[Figure dataset records]
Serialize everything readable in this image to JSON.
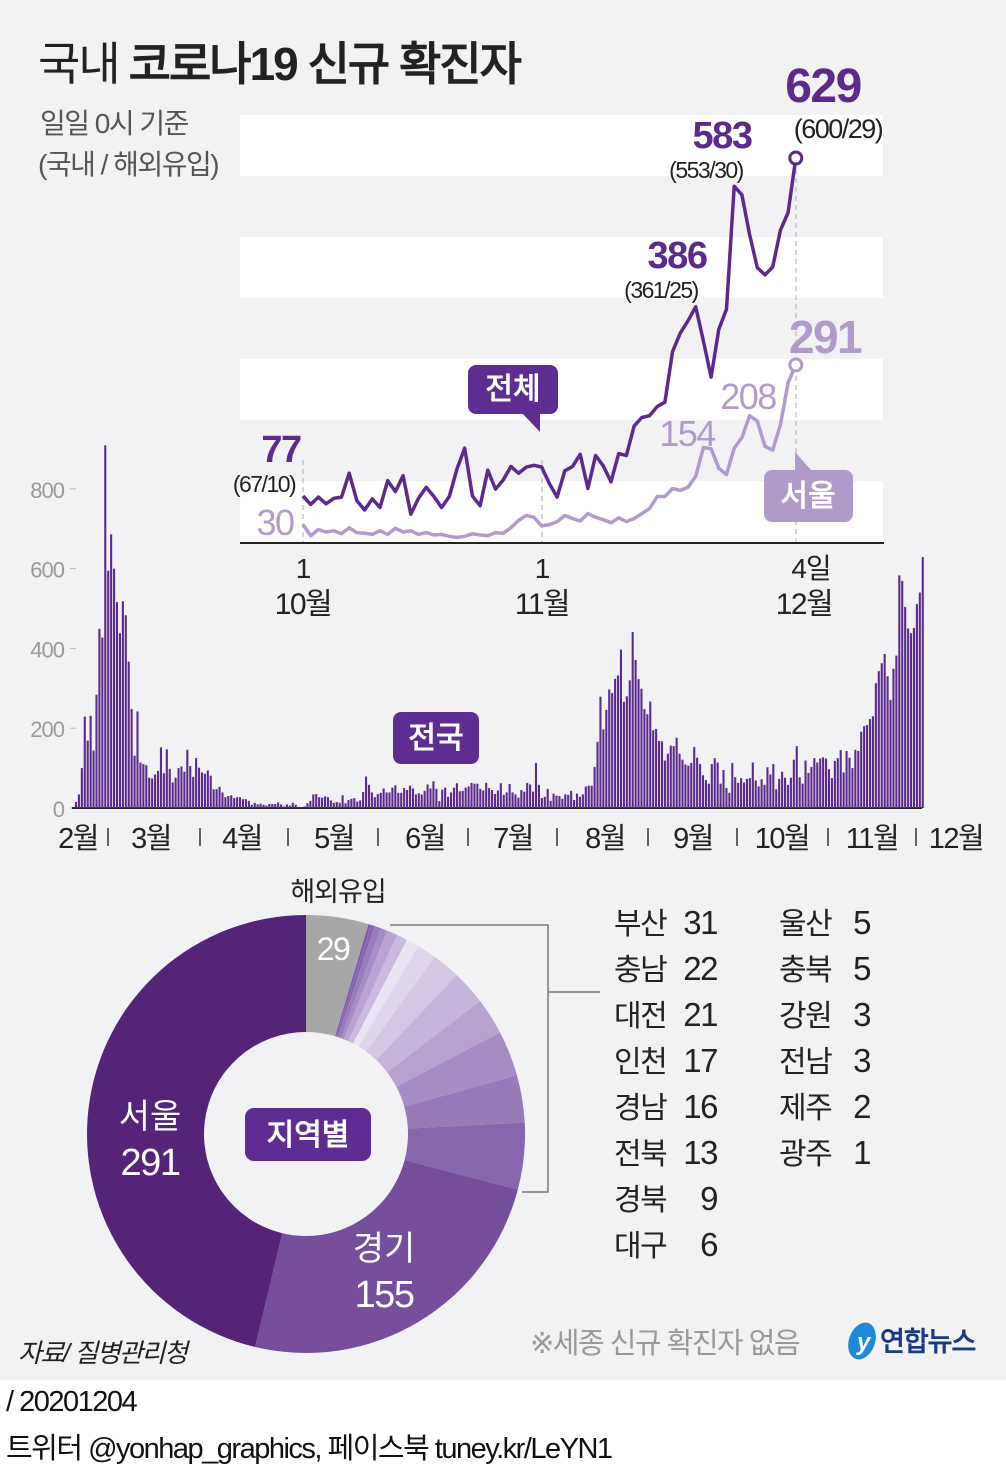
{
  "header": {
    "title_light": "국내",
    "title_bold": "코로나19 신규 확진자",
    "subtitle_1": "일일 0시 기준",
    "subtitle_2": "(국내 / 해외유입)"
  },
  "colors": {
    "background": "#f2f2f4",
    "total_line": "#5c2a8c",
    "seoul_line": "#b19bcb",
    "bar": "#5c2a8c",
    "label_box": "#5f2d91"
  },
  "chart_data": [
    {
      "type": "line",
      "x_ticks": [
        {
          "day": "1",
          "month": "10월"
        },
        {
          "day": "1",
          "month": "11월"
        },
        {
          "day": "4일",
          "month": "12월"
        }
      ],
      "ylim": [
        0,
        700
      ],
      "grid": "banded",
      "series": [
        {
          "name": "전체",
          "values": [
            77,
            63,
            75,
            64,
            73,
            75,
            114,
            69,
            54,
            72,
            58,
            102,
            84,
            110,
            47,
            73,
            91,
            76,
            58,
            76,
            121,
            155,
            77,
            61,
            119,
            88,
            103,
            125,
            114,
            124,
            127,
            124,
            97,
            75,
            118,
            125,
            145,
            89,
            143,
            126,
            100,
            146,
            143,
            191,
            205,
            208,
            223,
            230,
            313,
            343,
            363,
            386,
            330,
            271,
            349,
            382,
            583,
            569,
            504,
            450,
            438,
            451,
            511,
            540,
            629
          ]
        },
        {
          "name": "서울",
          "values": [
            30,
            12,
            22,
            18,
            20,
            15,
            25,
            17,
            16,
            14,
            20,
            14,
            24,
            18,
            20,
            14,
            17,
            13,
            14,
            11,
            9,
            11,
            15,
            13,
            12,
            17,
            16,
            25,
            37,
            45,
            42,
            28,
            30,
            35,
            45,
            40,
            36,
            48,
            42,
            38,
            33,
            41,
            35,
            40,
            48,
            56,
            76,
            76,
            89,
            86,
            91,
            109,
            156,
            154,
            122,
            112,
            155,
            172,
            208,
            199,
            158,
            152,
            193,
            262,
            291
          ]
        }
      ],
      "annotations": [
        {
          "value": "77",
          "detail": "(67/10)"
        },
        {
          "value": "30"
        },
        {
          "value": "386",
          "detail": "(361/25)"
        },
        {
          "value": "583",
          "detail": "(553/30)"
        },
        {
          "value": "629",
          "detail": "(600/29)"
        },
        {
          "value": "154"
        },
        {
          "value": "208"
        },
        {
          "value": "291"
        }
      ]
    },
    {
      "type": "bar",
      "name": "전국",
      "ylim": [
        0,
        900
      ],
      "y_ticks": [
        "0",
        "200",
        "400",
        "600",
        "800"
      ],
      "x_ticks": [
        "2월",
        "3월",
        "4월",
        "5월",
        "6월",
        "7월",
        "8월",
        "9월",
        "10월",
        "11월",
        "12월"
      ],
      "values": [
        1,
        15,
        34,
        100,
        229,
        169,
        231,
        144,
        284,
        449,
        427,
        909,
        595,
        686,
        600,
        516,
        438,
        518,
        483,
        367,
        248,
        131,
        242,
        114,
        110,
        107,
        76,
        74,
        84,
        93,
        152,
        87,
        147,
        98,
        64,
        76,
        100,
        104,
        91,
        146,
        105,
        78,
        125,
        101,
        89,
        86,
        94,
        81,
        47,
        47,
        53,
        39,
        27,
        30,
        32,
        25,
        27,
        27,
        22,
        22,
        18,
        8,
        13,
        9,
        11,
        8,
        6,
        10,
        10,
        10,
        14,
        9,
        4,
        9,
        6,
        13,
        8,
        3,
        2,
        4,
        12,
        18,
        34,
        35,
        27,
        26,
        29,
        27,
        19,
        13,
        15,
        13,
        32,
        12,
        20,
        23,
        25,
        16,
        19,
        40,
        79,
        58,
        39,
        27,
        35,
        38,
        49,
        39,
        39,
        51,
        57,
        38,
        38,
        50,
        45,
        56,
        49,
        34,
        37,
        34,
        43,
        59,
        49,
        67,
        48,
        17,
        46,
        51,
        28,
        39,
        51,
        62,
        42,
        43,
        51,
        54,
        63,
        61,
        61,
        48,
        44,
        63,
        50,
        45,
        35,
        44,
        62,
        33,
        39,
        60,
        39,
        34,
        26,
        45,
        41,
        63,
        59,
        41,
        113,
        58,
        25,
        28,
        48,
        18,
        36,
        31,
        30,
        23,
        34,
        33,
        43,
        20,
        36,
        28,
        34,
        54,
        56,
        56,
        103,
        166,
        279,
        197,
        246,
        297,
        288,
        324,
        332,
        397,
        266,
        280,
        320,
        441,
        371,
        323,
        299,
        248,
        235,
        267,
        195,
        198,
        168,
        167,
        119,
        136,
        156,
        155,
        176,
        136,
        121,
        109,
        106,
        113,
        153,
        126,
        110,
        82,
        70,
        61,
        110,
        125,
        114,
        61,
        95,
        50,
        38,
        113,
        77,
        63,
        75,
        64,
        73,
        75,
        114,
        69,
        54,
        72,
        58,
        102,
        84,
        110,
        47,
        73,
        91,
        76,
        58,
        76,
        121,
        155,
        77,
        61,
        119,
        88,
        103,
        125,
        114,
        124,
        127,
        124,
        97,
        75,
        118,
        125,
        145,
        89,
        143,
        126,
        100,
        146,
        143,
        191,
        205,
        208,
        223,
        230,
        313,
        343,
        363,
        386,
        330,
        271,
        349,
        382,
        583,
        569,
        504,
        450,
        438,
        451,
        511,
        540,
        629
      ]
    },
    {
      "type": "pie",
      "name": "지역별",
      "slices": [
        {
          "label": "해외유입",
          "value": 29,
          "color": "#a7a7aa"
        },
        {
          "label": "광주",
          "value": 1,
          "color": "#7d57a8"
        },
        {
          "label": "제주",
          "value": 2,
          "color": "#8a67b2"
        },
        {
          "label": "전남",
          "value": 3,
          "color": "#9a7cbd"
        },
        {
          "label": "강원",
          "value": 3,
          "color": "#a78dc6"
        },
        {
          "label": "충북",
          "value": 5,
          "color": "#b9a3d2"
        },
        {
          "label": "울산",
          "value": 5,
          "color": "#cabadf"
        },
        {
          "label": "대구",
          "value": 6,
          "color": "#ebe4f2"
        },
        {
          "label": "경북",
          "value": 9,
          "color": "#e0d6ec"
        },
        {
          "label": "전북",
          "value": 13,
          "color": "#d4c7e4"
        },
        {
          "label": "경남",
          "value": 16,
          "color": "#c6b5da"
        },
        {
          "label": "인천",
          "value": 17,
          "color": "#b7a1cf"
        },
        {
          "label": "대전",
          "value": 21,
          "color": "#a58dc3"
        },
        {
          "label": "충남",
          "value": 22,
          "color": "#977bb9"
        },
        {
          "label": "부산",
          "value": 31,
          "color": "#8766ad"
        },
        {
          "label": "경기",
          "value": 155,
          "color": "#774e9c"
        },
        {
          "label": "서울",
          "value": 291,
          "color": "#552478"
        }
      ]
    }
  ],
  "line_labels": {
    "total": "전체",
    "seoul": "서울"
  },
  "bar_label": "전국",
  "pie": {
    "center_label": "지역별",
    "foreign_label": "해외유입",
    "foreign_value": "29",
    "seoul_label": "서울",
    "seoul_value": "291",
    "gyeonggi_label": "경기",
    "gyeonggi_value": "155"
  },
  "region_list": {
    "left": [
      {
        "name": "부산",
        "value": "31"
      },
      {
        "name": "충남",
        "value": "22"
      },
      {
        "name": "대전",
        "value": "21"
      },
      {
        "name": "인천",
        "value": "17"
      },
      {
        "name": "경남",
        "value": "16"
      },
      {
        "name": "전북",
        "value": "13"
      },
      {
        "name": "경북",
        "value": "9"
      },
      {
        "name": "대구",
        "value": "6"
      }
    ],
    "right": [
      {
        "name": "울산",
        "value": "5"
      },
      {
        "name": "충북",
        "value": "5"
      },
      {
        "name": "강원",
        "value": "3"
      },
      {
        "name": "전남",
        "value": "3"
      },
      {
        "name": "제주",
        "value": "2"
      },
      {
        "name": "광주",
        "value": "1"
      }
    ]
  },
  "notes": {
    "source": "자료/ 질병관리청",
    "sejong": "※세종 신규 확진자 없음",
    "logo": "연합뉴스"
  },
  "footer": {
    "date": "/ 20201204",
    "social": "트위터 @yonhap_graphics, 페이스북 tuney.kr/LeYN1"
  }
}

Problem ->
Give the number of lines in the listing above that hold the string "해외유입", with nothing else.

Response to this task ->
3